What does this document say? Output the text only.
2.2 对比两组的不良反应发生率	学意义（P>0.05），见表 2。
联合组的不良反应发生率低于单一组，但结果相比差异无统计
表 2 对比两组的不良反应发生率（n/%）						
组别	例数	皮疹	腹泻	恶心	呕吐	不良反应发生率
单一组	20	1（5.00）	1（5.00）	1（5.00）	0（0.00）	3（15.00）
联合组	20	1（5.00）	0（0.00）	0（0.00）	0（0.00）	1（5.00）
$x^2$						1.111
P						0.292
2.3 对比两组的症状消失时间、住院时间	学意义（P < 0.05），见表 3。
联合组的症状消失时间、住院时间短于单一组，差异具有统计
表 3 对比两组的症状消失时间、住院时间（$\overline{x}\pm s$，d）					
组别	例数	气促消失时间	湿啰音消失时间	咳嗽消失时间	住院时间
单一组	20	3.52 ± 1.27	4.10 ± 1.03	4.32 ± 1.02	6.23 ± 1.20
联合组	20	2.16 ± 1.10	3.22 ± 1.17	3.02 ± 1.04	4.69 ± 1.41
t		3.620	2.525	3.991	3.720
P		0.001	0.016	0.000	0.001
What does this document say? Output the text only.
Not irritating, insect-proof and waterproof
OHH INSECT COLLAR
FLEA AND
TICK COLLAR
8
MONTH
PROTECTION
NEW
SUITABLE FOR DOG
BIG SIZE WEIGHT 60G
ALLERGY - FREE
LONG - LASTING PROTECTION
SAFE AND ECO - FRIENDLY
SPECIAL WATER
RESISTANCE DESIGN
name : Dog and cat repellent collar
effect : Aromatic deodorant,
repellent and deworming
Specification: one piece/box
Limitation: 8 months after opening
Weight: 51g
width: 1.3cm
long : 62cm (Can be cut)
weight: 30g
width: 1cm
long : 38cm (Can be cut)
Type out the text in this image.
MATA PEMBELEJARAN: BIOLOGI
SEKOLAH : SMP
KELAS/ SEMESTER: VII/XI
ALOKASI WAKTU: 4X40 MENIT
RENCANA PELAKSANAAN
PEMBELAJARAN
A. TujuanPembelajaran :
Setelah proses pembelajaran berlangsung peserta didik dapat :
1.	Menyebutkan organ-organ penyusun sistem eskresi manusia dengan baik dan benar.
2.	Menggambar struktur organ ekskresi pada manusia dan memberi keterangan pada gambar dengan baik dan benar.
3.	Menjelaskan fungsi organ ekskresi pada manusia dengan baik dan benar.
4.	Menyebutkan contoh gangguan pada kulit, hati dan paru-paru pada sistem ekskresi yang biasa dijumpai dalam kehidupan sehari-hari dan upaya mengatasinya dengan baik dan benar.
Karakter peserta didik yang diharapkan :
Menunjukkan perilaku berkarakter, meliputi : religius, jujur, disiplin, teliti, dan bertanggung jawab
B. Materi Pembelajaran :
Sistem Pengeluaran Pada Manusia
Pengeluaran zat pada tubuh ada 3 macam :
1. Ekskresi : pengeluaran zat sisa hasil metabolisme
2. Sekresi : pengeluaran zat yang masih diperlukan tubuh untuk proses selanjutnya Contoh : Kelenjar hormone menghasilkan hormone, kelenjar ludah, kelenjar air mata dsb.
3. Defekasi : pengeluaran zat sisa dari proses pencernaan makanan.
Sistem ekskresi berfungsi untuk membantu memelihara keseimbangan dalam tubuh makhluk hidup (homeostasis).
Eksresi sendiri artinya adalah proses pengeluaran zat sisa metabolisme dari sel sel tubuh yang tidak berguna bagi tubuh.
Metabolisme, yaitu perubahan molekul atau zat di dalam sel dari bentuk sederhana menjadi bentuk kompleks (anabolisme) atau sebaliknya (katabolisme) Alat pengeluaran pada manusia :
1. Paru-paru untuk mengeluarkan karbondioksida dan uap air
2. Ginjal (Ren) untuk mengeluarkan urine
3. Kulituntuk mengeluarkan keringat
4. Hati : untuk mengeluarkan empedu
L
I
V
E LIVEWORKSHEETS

» **Requirements**
Read the entries and show each line that mentions "repellent".

» **Answer for the task**
name : Dog and cat repellent collar
repellent and deworming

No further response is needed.